Dataset items
******

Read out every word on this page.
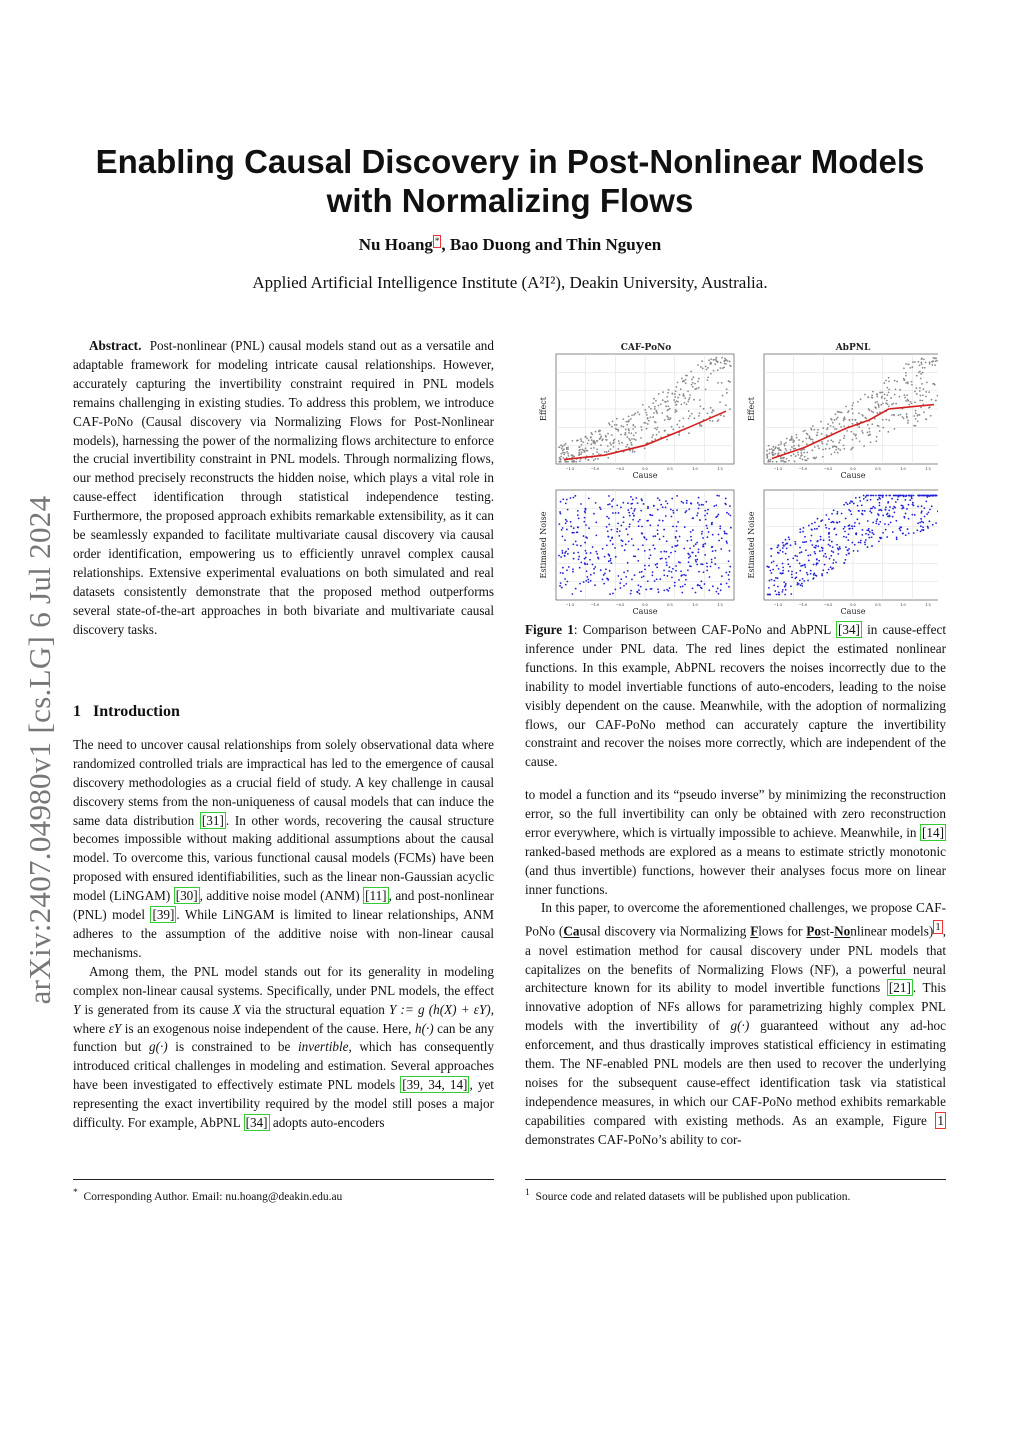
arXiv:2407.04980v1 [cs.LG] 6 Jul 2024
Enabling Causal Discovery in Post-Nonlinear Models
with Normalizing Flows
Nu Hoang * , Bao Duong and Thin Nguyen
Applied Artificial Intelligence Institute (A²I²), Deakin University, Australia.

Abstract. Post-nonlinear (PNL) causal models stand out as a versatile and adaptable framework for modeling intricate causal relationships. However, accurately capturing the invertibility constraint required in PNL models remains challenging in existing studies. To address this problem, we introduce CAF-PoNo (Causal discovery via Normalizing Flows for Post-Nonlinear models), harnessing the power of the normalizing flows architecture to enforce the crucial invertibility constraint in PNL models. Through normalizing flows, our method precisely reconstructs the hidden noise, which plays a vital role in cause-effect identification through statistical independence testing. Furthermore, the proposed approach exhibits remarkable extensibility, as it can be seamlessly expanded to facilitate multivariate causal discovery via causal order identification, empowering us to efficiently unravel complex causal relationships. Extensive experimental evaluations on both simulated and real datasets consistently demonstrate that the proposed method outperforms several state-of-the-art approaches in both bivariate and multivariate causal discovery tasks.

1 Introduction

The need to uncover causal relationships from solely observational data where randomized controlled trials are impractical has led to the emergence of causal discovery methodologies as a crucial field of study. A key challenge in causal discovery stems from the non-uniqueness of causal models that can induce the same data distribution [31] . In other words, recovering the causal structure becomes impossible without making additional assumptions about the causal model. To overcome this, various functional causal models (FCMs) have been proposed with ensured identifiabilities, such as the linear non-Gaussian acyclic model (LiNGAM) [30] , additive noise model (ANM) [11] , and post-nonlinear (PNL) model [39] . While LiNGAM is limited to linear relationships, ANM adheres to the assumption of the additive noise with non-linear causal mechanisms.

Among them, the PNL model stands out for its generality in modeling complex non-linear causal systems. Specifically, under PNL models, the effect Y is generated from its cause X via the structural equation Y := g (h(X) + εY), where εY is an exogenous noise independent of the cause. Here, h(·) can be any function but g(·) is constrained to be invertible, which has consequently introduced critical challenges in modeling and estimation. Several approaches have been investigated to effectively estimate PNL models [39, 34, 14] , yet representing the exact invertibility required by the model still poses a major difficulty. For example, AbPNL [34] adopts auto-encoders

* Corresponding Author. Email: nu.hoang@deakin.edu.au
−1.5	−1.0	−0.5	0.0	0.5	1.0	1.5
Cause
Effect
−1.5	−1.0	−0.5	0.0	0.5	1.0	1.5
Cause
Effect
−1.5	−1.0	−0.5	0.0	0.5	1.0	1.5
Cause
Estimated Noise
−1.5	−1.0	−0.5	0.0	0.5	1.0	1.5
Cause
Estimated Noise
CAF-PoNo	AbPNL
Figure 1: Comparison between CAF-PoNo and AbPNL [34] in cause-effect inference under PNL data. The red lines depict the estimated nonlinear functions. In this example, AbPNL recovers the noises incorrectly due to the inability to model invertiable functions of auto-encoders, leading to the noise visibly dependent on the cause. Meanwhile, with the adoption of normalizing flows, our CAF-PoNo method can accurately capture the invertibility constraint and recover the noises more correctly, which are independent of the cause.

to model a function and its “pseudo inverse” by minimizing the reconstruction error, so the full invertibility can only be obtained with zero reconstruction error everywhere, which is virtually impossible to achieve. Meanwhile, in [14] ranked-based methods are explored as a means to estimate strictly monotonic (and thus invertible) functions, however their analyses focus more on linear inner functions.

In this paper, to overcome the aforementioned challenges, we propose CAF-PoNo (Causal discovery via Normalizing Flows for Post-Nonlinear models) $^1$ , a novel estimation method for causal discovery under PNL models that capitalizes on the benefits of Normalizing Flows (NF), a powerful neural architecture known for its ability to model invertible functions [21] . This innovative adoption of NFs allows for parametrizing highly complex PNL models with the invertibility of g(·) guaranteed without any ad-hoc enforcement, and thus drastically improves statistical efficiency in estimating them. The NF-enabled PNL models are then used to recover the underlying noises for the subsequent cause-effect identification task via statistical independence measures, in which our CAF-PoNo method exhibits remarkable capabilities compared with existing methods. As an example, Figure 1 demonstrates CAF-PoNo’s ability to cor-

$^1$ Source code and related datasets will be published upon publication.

******

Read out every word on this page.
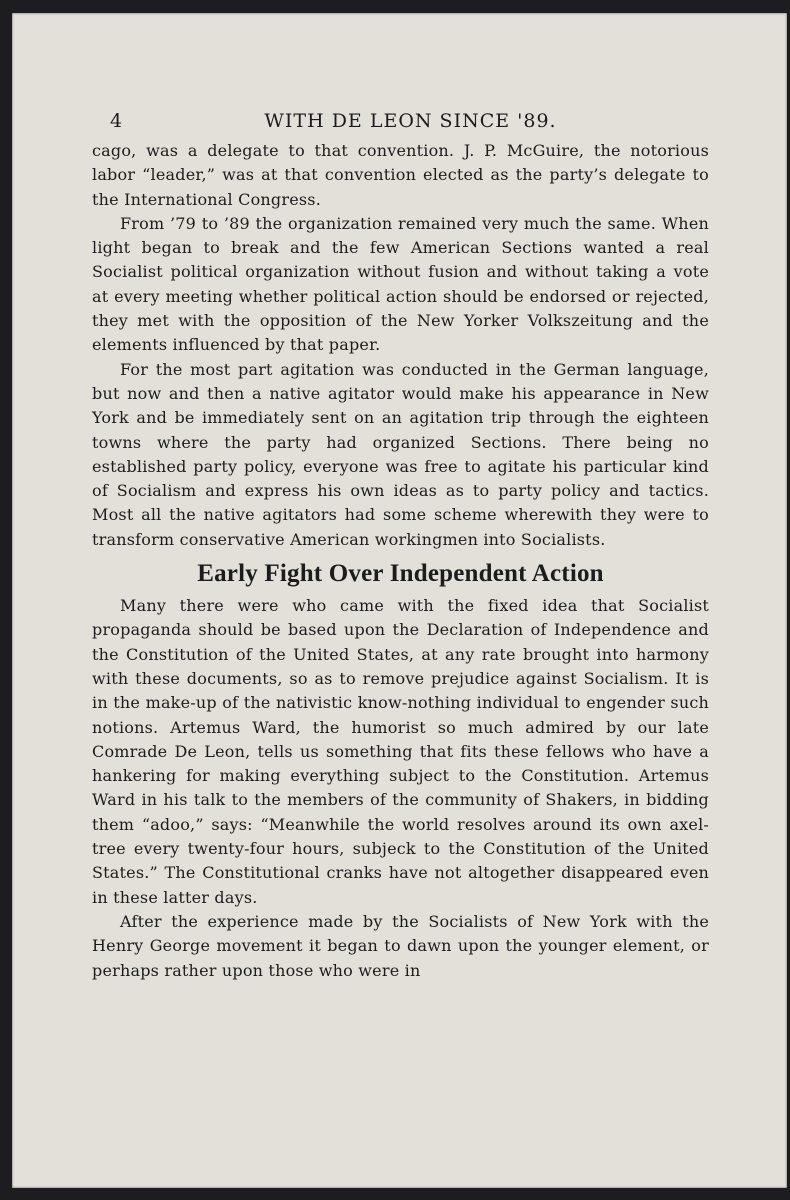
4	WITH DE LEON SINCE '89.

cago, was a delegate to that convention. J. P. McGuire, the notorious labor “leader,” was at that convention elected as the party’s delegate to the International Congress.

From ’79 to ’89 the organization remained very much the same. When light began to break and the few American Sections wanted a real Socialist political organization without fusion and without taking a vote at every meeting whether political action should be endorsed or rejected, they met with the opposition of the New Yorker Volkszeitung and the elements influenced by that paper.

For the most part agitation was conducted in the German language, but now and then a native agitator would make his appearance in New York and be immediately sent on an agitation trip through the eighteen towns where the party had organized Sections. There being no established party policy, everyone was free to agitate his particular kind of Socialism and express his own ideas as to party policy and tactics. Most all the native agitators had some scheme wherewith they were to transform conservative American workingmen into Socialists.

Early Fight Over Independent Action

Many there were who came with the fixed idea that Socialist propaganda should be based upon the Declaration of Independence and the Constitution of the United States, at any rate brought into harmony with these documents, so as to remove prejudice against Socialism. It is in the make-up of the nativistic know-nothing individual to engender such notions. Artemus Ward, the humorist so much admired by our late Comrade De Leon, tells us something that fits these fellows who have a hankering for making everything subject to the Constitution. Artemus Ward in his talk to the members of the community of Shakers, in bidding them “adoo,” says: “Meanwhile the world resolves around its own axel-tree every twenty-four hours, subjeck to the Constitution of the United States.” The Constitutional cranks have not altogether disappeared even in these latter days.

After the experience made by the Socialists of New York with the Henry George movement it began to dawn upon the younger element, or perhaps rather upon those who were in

******

## Problem to work on
Copy out every line from the data above that has "based" in it.

## Full answer
to model a function and its “pseudo inverse” by minimizing the reconstruction error, so the full invertibility can only be obtained with zero reconstruction error everywhere, which is virtually impossible to achieve. Meanwhile, in [14] ranked-based methods are explored as a means to estimate strictly monotonic (and thus invertible) functions, however their analyses focus more on linear inner functions.
Many there were who came with the fixed idea that Socialist propaganda should be based upon the Declaration of Independence and the Constitution of the United States, at any rate brought into harmony with these documents, so as to remove prejudice against Socialism. It is in the make-up of the nativistic know-nothing individual to engender such notions. Artemus Ward, the humorist so much admired by our late Comrade De Leon, tells us something that fits these fellows who have a hankering for making everything subject to the Constitution. Artemus Ward in his talk to the members of the community of Shakers, in bidding them “adoo,” says: “Meanwhile the world resolves around its own axel-tree every twenty-four hours, subjeck to the Constitution of the United States.” The Constitutional cranks have not altogether disappeared even in these latter days.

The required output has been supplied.